**REQUIREMENT:** Quote the records beneath, complete and exact. Leave out images.

**EXTRACTED INFORMATION:**
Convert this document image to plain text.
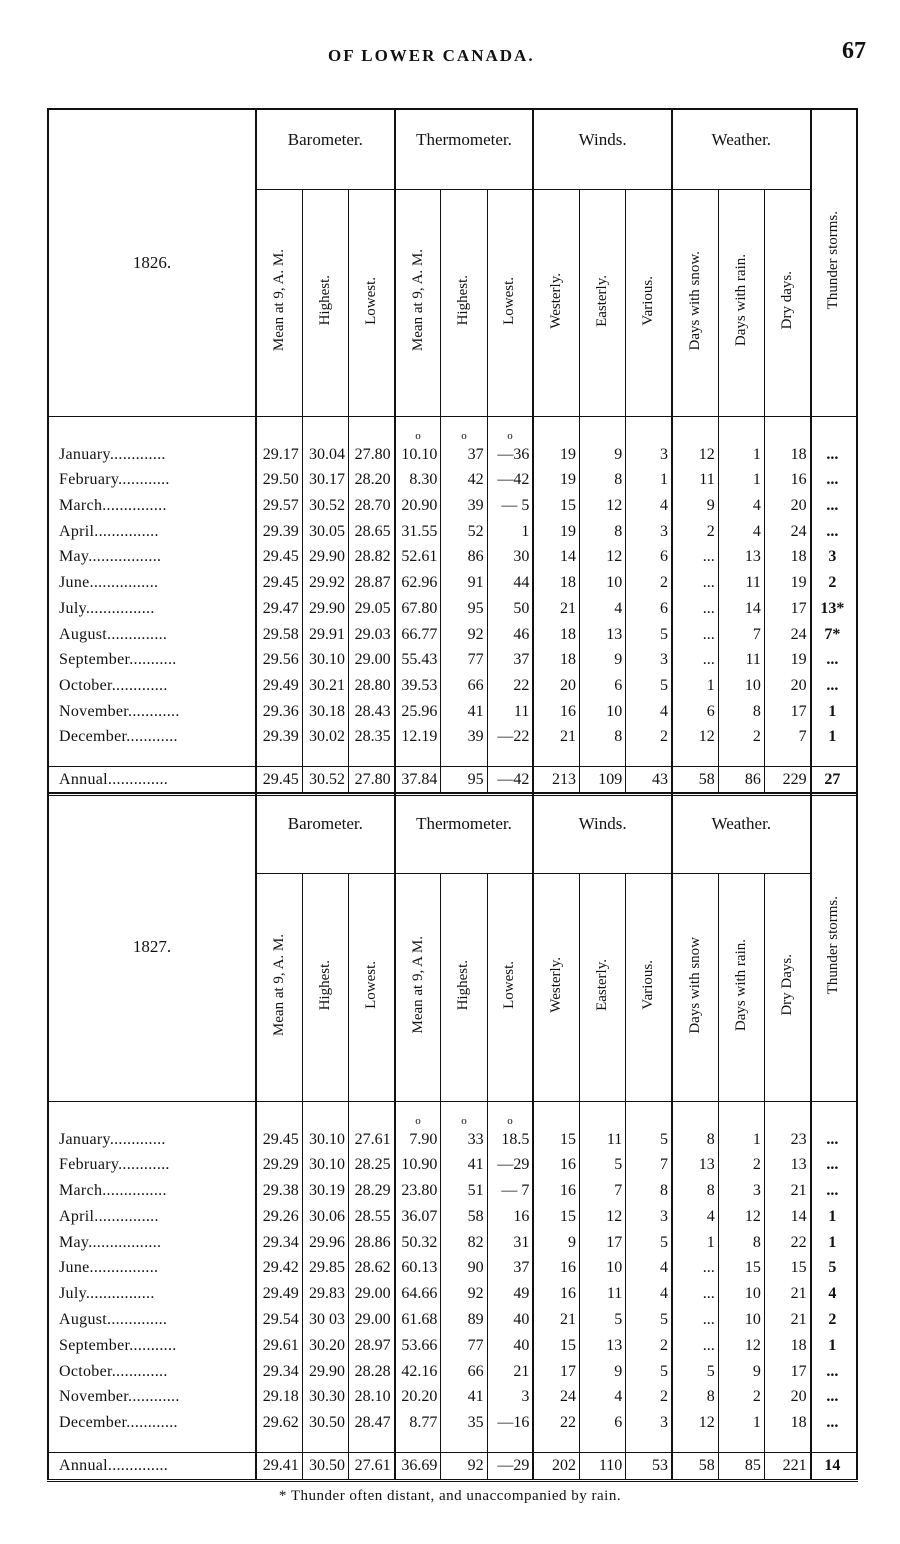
OF LOWER CANADA.	67
1826.	Barometer.			Thermometer.			Winds.			Weather.			Thunder storms.
	Mean at 9, A. M.	Highest.	Lowest.	Mean at 9, A. M.	Highest.	Lowest.	Westerly.	Easterly.	Various.	Days with snow.	Days with rain.	Dry days.	
				o	o	o							
January.............	29.17	30.04	27.80	10.10	37	—36	19	9	3	12	1	18	...
February............	29.50	30.17	28.20	8.30	42	—42	19	8	1	11	1	16	...
March...............	29.57	30.52	28.70	20.90	39	— 5	15	12	4	9	4	20	...
April...............	29.39	30.05	28.65	31.55	52	1	19	8	3	2	4	24	...
May.................	29.45	29.90	28.82	52.61	86	30	14	12	6	...	13	18	3
June................	29.45	29.92	28.87	62.96	91	44	18	10	2	...	11	19	2
July................	29.47	29.90	29.05	67.80	95	50	21	4	6	...	14	17	13*
August..............	29.58	29.91	29.03	66.77	92	46	18	13	5	...	7	24	7*
September...........	29.56	30.10	29.00	55.43	77	37	18	9	3	...	11	19	...
October.............	29.49	30.21	28.80	39.53	66	22	20	6	5	1	10	20	...
November............	29.36	30.18	28.43	25.96	41	11	16	10	4	6	8	17	1
December............	29.39	30.02	28.35	12.19	39	—22	21	8	2	12	2	7	1

Annual..............	29.45	30.52	27.80	37.84	95	—42	213	109	43	58	86	229	27
1827.	Barometer.			Thermometer.			Winds.			Weather.			Thunder storms.
	Mean at 9, A. M.	Highest.	Lowest.	Mean at 9, A M.	Highest.	Lowest.	Westerly.	Easterly.	Various.	Days with snow	Days with rain.	Dry Days.	
				o	o	o							
January.............	29.45	30.10	27.61	7.90	33	18.5	15	11	5	8	1	23	...
February............	29.29	30.10	28.25	10.90	41	—29	16	5	7	13	2	13	...
March...............	29.38	30.19	28.29	23.80	51	— 7	16	7	8	8	3	21	...
April...............	29.26	30.06	28.55	36.07	58	16	15	12	3	4	12	14	1
May.................	29.34	29.96	28.86	50.32	82	31	9	17	5	1	8	22	1
June................	29.42	29.85	28.62	60.13	90	37	16	10	4	...	15	15	5
July................	29.49	29.83	29.00	64.66	92	49	16	11	4	...	10	21	4
August..............	29.54	30 03	29.00	61.68	89	40	21	5	5	...	10	21	2
September...........	29.61	30.20	28.97	53.66	77	40	15	13	2	...	12	18	1
October.............	29.34	29.90	28.28	42.16	66	21	17	9	5	5	9	17	...
November............	29.18	30.30	28.10	20.20	41	3	24	4	2	8	2	20	...
December............	29.62	30.50	28.47	8.77	35	—16	22	6	3	12	1	18	...

Annual..............	29.41	30.50	27.61	36.69	92	—29	202	110	53	58	85	221	14
* Thunder often distant, and unaccompanied by rain.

**RESPONSE:**
Convert this document image to plain text.
OF LOWER CANADA.	67
1826.	Barometer.			Thermometer.			Winds.			Weather.			Thunder storms.
	Mean at 9, A. M.	Highest.	Lowest.	Mean at 9, A. M.	Highest.	Lowest.	Westerly.	Easterly.	Various.	Days with snow.	Days with rain.	Dry days.	
				o	o	o							
January.............	29.17	30.04	27.80	10.10	37	—36	19	9	3	12	1	18	...
February............	29.50	30.17	28.20	8.30	42	—42	19	8	1	11	1	16	...
March...............	29.57	30.52	28.70	20.90	39	— 5	15	12	4	9	4	20	...
April...............	29.39	30.05	28.65	31.55	52	1	19	8	3	2	4	24	...
May.................	29.45	29.90	28.82	52.61	86	30	14	12	6	...	13	18	3
June................	29.45	29.92	28.87	62.96	91	44	18	10	2	...	11	19	2
July................	29.47	29.90	29.05	67.80	95	50	21	4	6	...	14	17	13*
August..............	29.58	29.91	29.03	66.77	92	46	18	13	5	...	7	24	7*
September...........	29.56	30.10	29.00	55.43	77	37	18	9	3	...	11	19	...
October.............	29.49	30.21	28.80	39.53	66	22	20	6	5	1	10	20	...
November............	29.36	30.18	28.43	25.96	41	11	16	10	4	6	8	17	1
December............	29.39	30.02	28.35	12.19	39	—22	21	8	2	12	2	7	1

Annual..............	29.45	30.52	27.80	37.84	95	—42	213	109	43	58	86	229	27
1827.	Barometer.			Thermometer.			Winds.			Weather.			Thunder storms.
	Mean at 9, A. M.	Highest.	Lowest.	Mean at 9, A M.	Highest.	Lowest.	Westerly.	Easterly.	Various.	Days with snow	Days with rain.	Dry Days.	
				o	o	o							
January.............	29.45	30.10	27.61	7.90	33	18.5	15	11	5	8	1	23	...
February............	29.29	30.10	28.25	10.90	41	—29	16	5	7	13	2	13	...
March...............	29.38	30.19	28.29	23.80	51	— 7	16	7	8	8	3	21	...
April...............	29.26	30.06	28.55	36.07	58	16	15	12	3	4	12	14	1
May.................	29.34	29.96	28.86	50.32	82	31	9	17	5	1	8	22	1
June................	29.42	29.85	28.62	60.13	90	37	16	10	4	...	15	15	5
July................	29.49	29.83	29.00	64.66	92	49	16	11	4	...	10	21	4
August..............	29.54	30 03	29.00	61.68	89	40	21	5	5	...	10	21	2
September...........	29.61	30.20	28.97	53.66	77	40	15	13	2	...	12	18	1
October.............	29.34	29.90	28.28	42.16	66	21	17	9	5	5	9	17	...
November............	29.18	30.30	28.10	20.20	41	3	24	4	2	8	2	20	...
December............	29.62	30.50	28.47	8.77	35	—16	22	6	3	12	1	18	...

Annual..............	29.41	30.50	27.61	36.69	92	—29	202	110	53	58	85	221	14
* Thunder often distant, and unaccompanied by rain.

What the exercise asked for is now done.